> **課題**:
本文をもとに、次の問いに答えてください。
1. 「あいさつの魔法。」をめぐる出来事で、若浜さんが痛感したことは何か。
2. 若浜さんによると、ダイバーシティー&インクルージョンの考え方が日本でも進められるなかで、公共広告のプランニングはどうなっているか。
3. 最後の文で、「ポポポポ~ン」は今、どのように聞こえてくると述べられているか。

> **本文**:

::::

“あの動物たち”は「式神」、「ポポポポ~ン」の生みの親が語る公共広告の裏側 #あれから私は
SNS全盛の時代に、「あいさつの魔法。」が繰り返し放送されたら
「あいさつの魔法。」をめぐる一連の出来事は、若浜さんのクリエーターとしての心構えにどんな影響を及ぼしたのだろうか。 「全国に向けてメッセージを発信すること、その責任の重さを痛感しました。意図したところではない捉え方がなされる場合もある。多くの人々に認知していただいた、そこから感じるやりがいと、その反面、危険性もあるということを知った、忘れられない出来事です」 そして、あれから10年。ダイバーシティー&インクルージョンの考え方が日本でも進められるなかで、公共広告のプランニングは難しさを増していると若浜さんは言う。 「あらゆる部分に偏りがないかどうか、相手の立場になって考えているか。自己中心的な発想から見落としている点はないか。今はいろんな意味で、公共広告はつくりづらくなっているのを感じています。気にしすぎているという面もあるのかもしれません」 現在のようなSNS全盛時代に大災害が起こり、あの「あいさつの魔法。」連続放送が行われていたとしたら、炎上のターゲットになったかもしれない。 「想像すると、脅威を感じますね。しかし、どんな状況であっても、世の中のためになるメッセージを、誰も傷つけずに、わかりやすく噛み砕いて伝え、広げていくこと。これは、私だけでなく、制作に携わるチームみんなの考えでもあります」 新型コロナウイルスの流行は、世界中を不安に陥れた。感染者への差別、自粛ポリスのニュースが、あの日の記憶に揺さぶりをかける。そんな時だからこそ、公共広告のメッセージを、冷静に眺めてみたい。 「ポポポポ~ン」は今、10年後の私たちにメディア・リテラシーを促す呪文のようにも聞こえてくる。

::::

> **提供データ**:
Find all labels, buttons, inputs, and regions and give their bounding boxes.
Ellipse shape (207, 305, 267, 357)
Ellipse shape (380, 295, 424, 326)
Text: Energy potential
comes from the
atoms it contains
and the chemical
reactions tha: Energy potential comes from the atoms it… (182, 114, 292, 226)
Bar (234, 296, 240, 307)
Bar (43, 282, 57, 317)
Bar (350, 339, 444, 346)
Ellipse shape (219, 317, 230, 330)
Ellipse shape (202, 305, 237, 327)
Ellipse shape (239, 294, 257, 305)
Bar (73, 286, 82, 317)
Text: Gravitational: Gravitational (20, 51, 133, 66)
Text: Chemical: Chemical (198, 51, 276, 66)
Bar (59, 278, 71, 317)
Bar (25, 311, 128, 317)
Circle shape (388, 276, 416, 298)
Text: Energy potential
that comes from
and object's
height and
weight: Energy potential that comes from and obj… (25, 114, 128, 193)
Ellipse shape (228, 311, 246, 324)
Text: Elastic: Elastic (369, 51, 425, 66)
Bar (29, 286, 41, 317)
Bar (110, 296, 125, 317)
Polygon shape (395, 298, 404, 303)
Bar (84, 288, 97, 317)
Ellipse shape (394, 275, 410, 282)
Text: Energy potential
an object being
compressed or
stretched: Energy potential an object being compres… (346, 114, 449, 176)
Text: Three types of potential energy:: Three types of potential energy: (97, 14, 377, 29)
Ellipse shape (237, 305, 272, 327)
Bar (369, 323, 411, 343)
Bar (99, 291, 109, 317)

::::

> **解答**:
1. 全国に向けてメッセージを発信することの責任の重さ。
2. 難しさを増している。
3. 10年後の私たちにメディア・リテラシーを促す呪文のように聞こえてくる。